Write out the full set of records below exactly.

• [DATA IN THIS EXERCISE]:
# # # #

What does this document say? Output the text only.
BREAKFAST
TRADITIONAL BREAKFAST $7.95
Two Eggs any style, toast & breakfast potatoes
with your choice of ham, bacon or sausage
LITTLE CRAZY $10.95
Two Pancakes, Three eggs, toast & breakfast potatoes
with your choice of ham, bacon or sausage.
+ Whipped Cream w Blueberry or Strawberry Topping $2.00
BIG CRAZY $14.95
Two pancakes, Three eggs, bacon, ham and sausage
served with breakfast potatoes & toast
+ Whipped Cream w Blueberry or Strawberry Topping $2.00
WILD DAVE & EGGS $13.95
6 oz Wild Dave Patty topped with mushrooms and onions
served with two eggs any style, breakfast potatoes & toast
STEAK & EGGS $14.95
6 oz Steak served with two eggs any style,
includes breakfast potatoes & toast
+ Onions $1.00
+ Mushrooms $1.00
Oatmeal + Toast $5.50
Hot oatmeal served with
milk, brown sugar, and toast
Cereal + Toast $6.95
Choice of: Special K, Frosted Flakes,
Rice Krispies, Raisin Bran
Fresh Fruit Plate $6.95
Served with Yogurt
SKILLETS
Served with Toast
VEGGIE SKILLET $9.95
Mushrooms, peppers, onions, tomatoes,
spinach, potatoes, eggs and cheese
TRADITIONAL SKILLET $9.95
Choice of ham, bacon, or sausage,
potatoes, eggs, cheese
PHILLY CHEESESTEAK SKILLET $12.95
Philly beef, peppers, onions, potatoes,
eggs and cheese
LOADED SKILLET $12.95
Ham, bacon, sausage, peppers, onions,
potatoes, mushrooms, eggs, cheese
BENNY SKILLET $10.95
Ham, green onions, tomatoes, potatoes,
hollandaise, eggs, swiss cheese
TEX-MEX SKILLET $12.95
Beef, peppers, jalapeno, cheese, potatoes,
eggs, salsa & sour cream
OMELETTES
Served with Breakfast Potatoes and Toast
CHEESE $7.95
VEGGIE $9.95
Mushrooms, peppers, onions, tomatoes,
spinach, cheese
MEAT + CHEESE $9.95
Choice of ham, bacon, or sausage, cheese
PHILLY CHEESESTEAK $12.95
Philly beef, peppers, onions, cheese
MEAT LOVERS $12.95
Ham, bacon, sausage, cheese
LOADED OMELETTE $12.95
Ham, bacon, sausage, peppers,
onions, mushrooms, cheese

# # # #

• [ANSWER TO THIS EXERCISE]:
What does this document say? Output the text only.
BREAKFAST
TRADITIONAL BREAKFAST $7.95
Two Eggs any style, toast & breakfast potatoes
with your choice of ham, bacon or sausage
LITTLE CRAZY $10.95
Two Pancakes, Three eggs, toast & breakfast potatoes
with your choice of ham, bacon or sausage.
+ Whipped Cream w Blueberry or Strawberry Topping $2.00
BIG CRAZY $14.95
Two pancakes, Three eggs, bacon, ham and sausage
served with breakfast potatoes & toast
+ Whipped Cream w Blueberry or Strawberry Topping $2.00
WILD DAVE & EGGS $13.95
6 oz Wild Dave Patty topped with mushrooms and onions
served with two eggs any style, breakfast potatoes & toast
STEAK & EGGS $14.95
6 oz Steak served with two eggs any style,
includes breakfast potatoes & toast
+ Onions $1.00
+ Mushrooms $1.00
Oatmeal + Toast $5.50
Hot oatmeal served with
milk, brown sugar, and toast
Cereal + Toast $6.95
Choice of: Special K, Frosted Flakes,
Rice Krispies, Raisin Bran
Fresh Fruit Plate $6.95
Served with Yogurt
SKILLETS
Served with Toast
VEGGIE SKILLET $9.95
Mushrooms, peppers, onions, tomatoes,
spinach, potatoes, eggs and cheese
TRADITIONAL SKILLET $9.95
Choice of ham, bacon, or sausage,
potatoes, eggs, cheese
PHILLY CHEESESTEAK SKILLET $12.95
Philly beef, peppers, onions, potatoes,
eggs and cheese
LOADED SKILLET $12.95
Ham, bacon, sausage, peppers, onions,
potatoes, mushrooms, eggs, cheese
BENNY SKILLET $10.95
Ham, green onions, tomatoes, potatoes,
hollandaise, eggs, swiss cheese
TEX-MEX SKILLET $12.95
Beef, peppers, jalapeno, cheese, potatoes,
eggs, salsa & sour cream
OMELETTES
Served with Breakfast Potatoes and Toast
CHEESE $7.95
VEGGIE $9.95
Mushrooms, peppers, onions, tomatoes,
spinach, cheese
MEAT + CHEESE $9.95
Choice of ham, bacon, or sausage, cheese
PHILLY CHEESESTEAK $12.95
Philly beef, peppers, onions, cheese
MEAT LOVERS $12.95
Ham, bacon, sausage, cheese
LOADED OMELETTE $12.95
Ham, bacon, sausage, peppers,
onions, mushrooms, cheese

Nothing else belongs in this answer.